* [What to do]:
State the number of lines that contain "людей", with no other text.

* [Extracted data]:
## start

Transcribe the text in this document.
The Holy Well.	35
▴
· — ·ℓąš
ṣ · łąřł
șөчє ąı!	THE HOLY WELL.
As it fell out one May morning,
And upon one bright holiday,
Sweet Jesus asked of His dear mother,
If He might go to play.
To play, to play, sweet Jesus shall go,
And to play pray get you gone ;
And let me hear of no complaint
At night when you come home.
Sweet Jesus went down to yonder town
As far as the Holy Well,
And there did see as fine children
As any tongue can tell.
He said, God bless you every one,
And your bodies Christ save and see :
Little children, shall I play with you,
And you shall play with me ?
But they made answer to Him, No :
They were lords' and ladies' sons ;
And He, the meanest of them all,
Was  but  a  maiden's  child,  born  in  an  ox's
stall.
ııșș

## end
## start

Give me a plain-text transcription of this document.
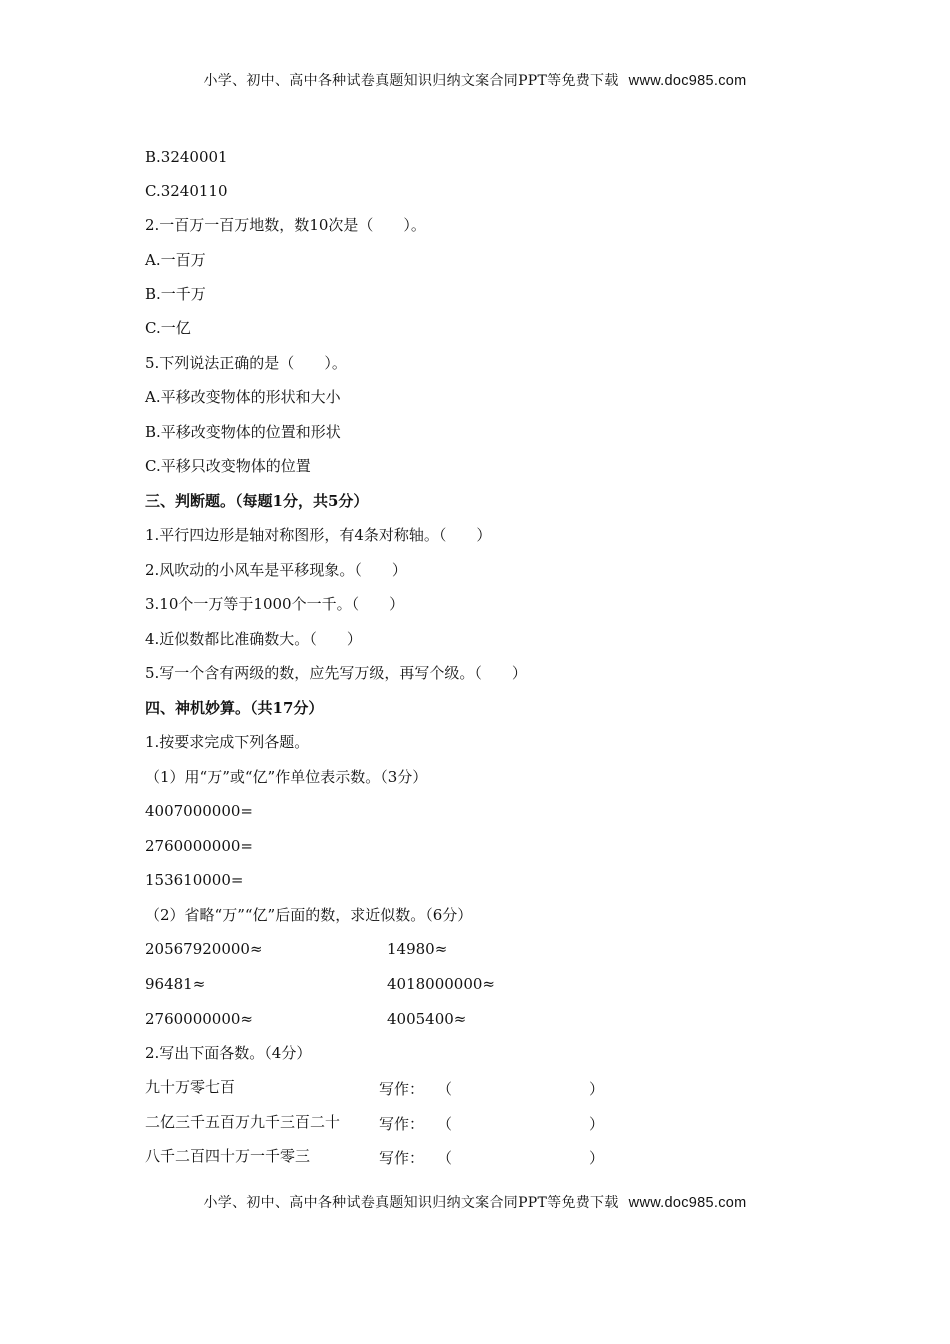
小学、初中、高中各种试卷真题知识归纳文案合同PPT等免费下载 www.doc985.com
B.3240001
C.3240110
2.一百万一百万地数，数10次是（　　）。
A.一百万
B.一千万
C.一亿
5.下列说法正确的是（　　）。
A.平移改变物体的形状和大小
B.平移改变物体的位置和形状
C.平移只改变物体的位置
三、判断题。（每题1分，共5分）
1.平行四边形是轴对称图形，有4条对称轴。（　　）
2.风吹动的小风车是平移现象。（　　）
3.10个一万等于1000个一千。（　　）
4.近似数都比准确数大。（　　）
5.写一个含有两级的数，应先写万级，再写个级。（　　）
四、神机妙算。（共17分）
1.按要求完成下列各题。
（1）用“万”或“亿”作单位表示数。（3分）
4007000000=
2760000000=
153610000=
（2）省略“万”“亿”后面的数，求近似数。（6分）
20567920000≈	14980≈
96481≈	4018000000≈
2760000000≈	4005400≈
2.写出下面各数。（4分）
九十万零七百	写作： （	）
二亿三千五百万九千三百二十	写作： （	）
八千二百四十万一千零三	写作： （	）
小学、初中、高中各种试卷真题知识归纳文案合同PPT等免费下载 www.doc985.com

## end
## start

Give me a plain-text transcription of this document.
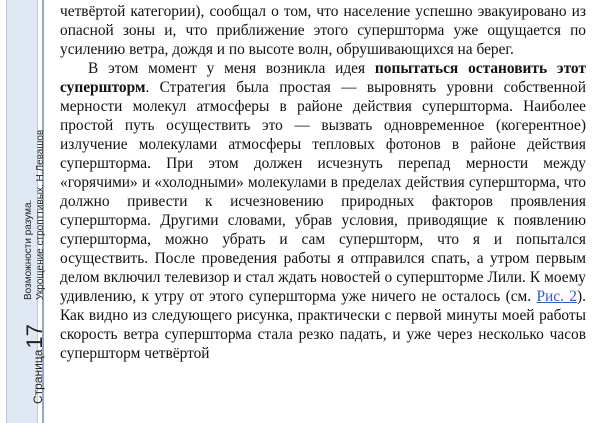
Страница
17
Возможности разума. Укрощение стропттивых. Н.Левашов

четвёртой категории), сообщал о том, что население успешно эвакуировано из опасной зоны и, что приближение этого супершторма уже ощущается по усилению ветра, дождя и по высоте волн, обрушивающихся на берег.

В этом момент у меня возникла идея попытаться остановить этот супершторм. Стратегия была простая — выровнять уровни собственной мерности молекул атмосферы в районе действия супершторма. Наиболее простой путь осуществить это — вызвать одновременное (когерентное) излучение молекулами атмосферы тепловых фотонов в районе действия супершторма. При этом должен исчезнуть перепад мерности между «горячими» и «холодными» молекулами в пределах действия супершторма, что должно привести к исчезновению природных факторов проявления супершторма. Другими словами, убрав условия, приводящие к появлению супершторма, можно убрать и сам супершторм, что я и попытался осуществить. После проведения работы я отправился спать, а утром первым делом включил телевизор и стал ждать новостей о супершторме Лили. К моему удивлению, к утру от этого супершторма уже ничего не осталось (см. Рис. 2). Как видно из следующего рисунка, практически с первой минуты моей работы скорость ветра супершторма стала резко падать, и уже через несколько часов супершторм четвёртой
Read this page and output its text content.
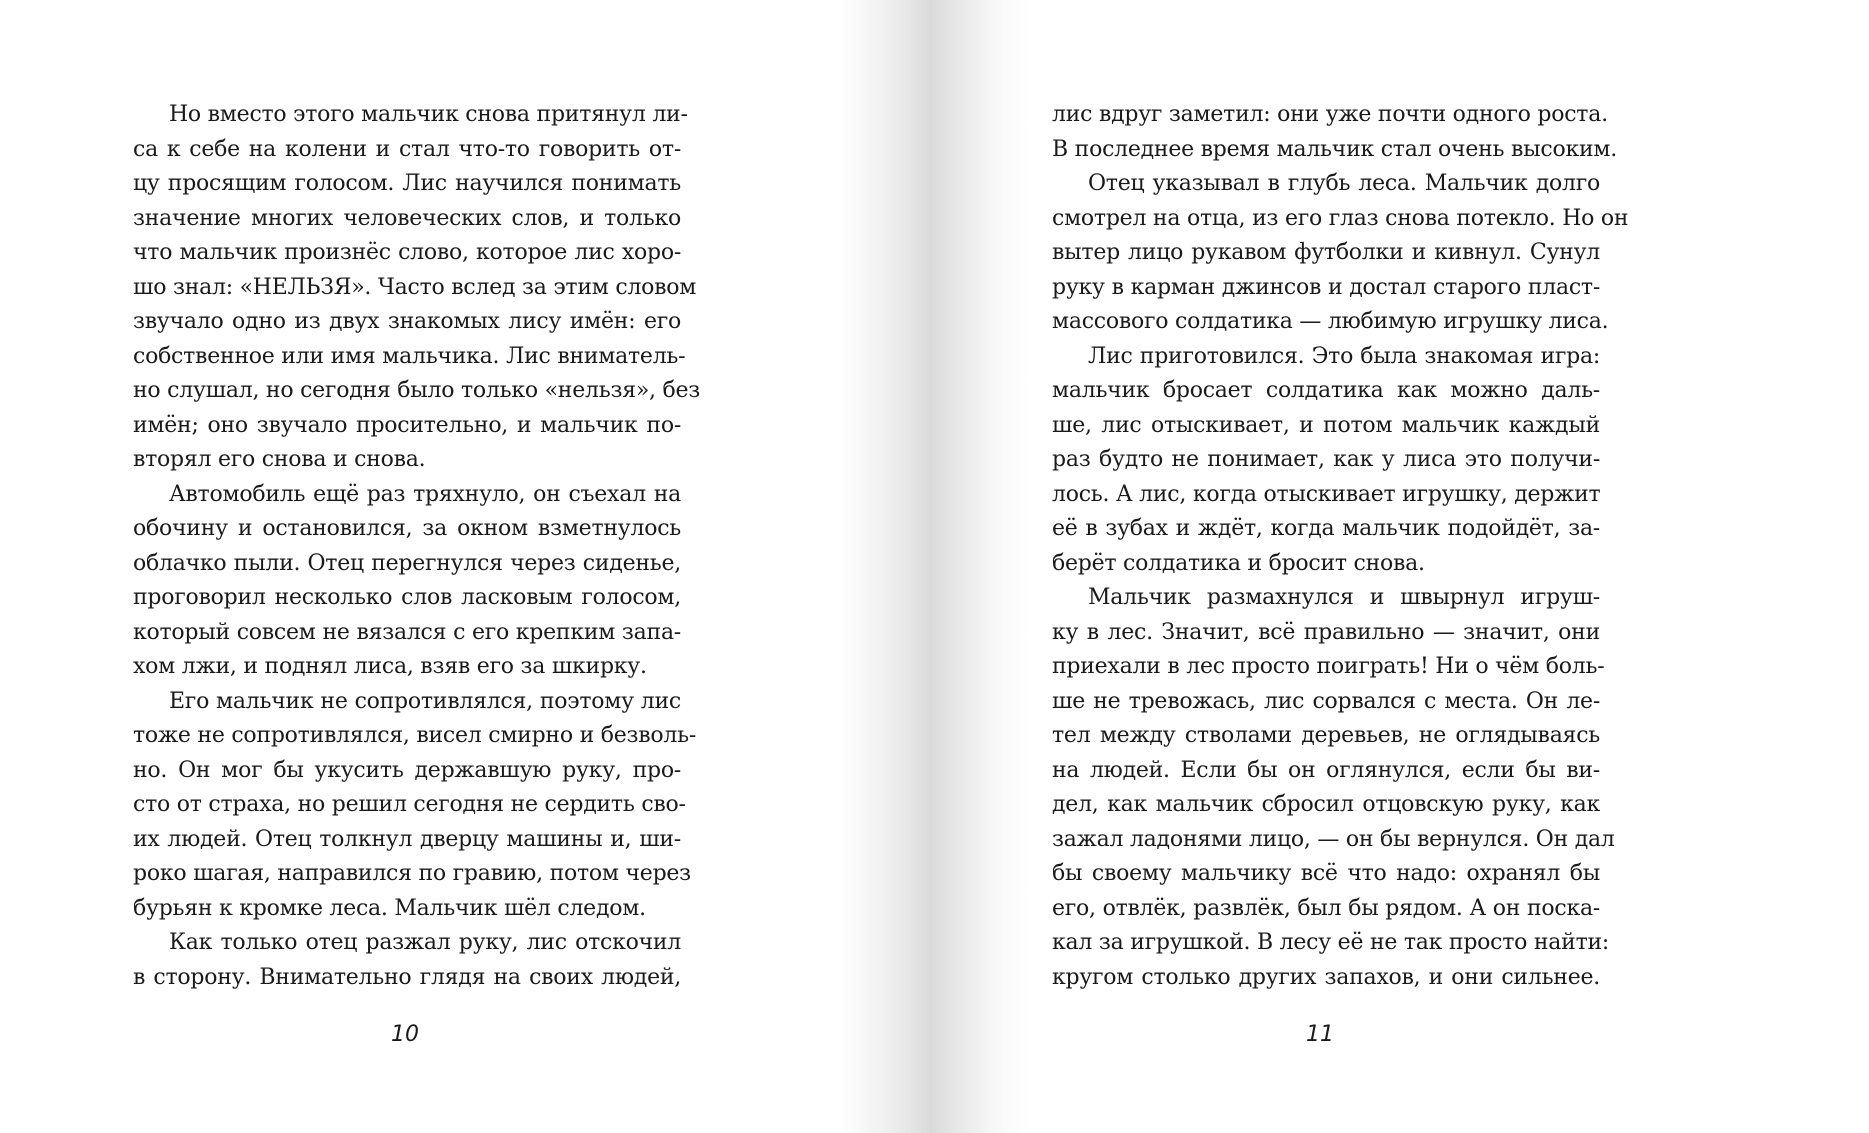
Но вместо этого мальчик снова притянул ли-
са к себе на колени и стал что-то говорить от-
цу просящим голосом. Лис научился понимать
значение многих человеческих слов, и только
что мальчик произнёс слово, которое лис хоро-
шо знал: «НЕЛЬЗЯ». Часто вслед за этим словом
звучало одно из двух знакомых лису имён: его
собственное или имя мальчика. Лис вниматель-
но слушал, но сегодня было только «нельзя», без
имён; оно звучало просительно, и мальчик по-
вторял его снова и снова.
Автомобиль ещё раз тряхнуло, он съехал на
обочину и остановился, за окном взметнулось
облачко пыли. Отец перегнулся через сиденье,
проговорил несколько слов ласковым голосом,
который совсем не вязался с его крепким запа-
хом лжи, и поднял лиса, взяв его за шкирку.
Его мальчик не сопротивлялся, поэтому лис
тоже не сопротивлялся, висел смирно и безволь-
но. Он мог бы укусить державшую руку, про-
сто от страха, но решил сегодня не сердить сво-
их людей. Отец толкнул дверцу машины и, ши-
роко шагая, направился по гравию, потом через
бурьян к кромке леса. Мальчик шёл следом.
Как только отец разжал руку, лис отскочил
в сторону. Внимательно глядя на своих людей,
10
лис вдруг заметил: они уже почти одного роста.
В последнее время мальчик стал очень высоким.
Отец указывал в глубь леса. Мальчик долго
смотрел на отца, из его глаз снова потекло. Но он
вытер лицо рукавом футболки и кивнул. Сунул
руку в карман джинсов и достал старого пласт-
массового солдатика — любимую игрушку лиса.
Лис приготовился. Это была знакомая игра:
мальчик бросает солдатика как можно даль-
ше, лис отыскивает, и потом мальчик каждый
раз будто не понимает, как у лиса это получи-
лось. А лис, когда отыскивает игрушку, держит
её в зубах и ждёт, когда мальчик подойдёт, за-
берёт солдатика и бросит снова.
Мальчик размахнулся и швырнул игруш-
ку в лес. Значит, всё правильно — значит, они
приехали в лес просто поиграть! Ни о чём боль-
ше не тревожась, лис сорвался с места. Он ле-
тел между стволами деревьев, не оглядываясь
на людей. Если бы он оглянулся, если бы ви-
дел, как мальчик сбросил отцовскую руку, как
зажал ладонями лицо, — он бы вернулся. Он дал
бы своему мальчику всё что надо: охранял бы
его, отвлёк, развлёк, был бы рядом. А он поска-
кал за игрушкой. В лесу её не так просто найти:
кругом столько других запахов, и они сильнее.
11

## end

* [Solution to the problem]:
3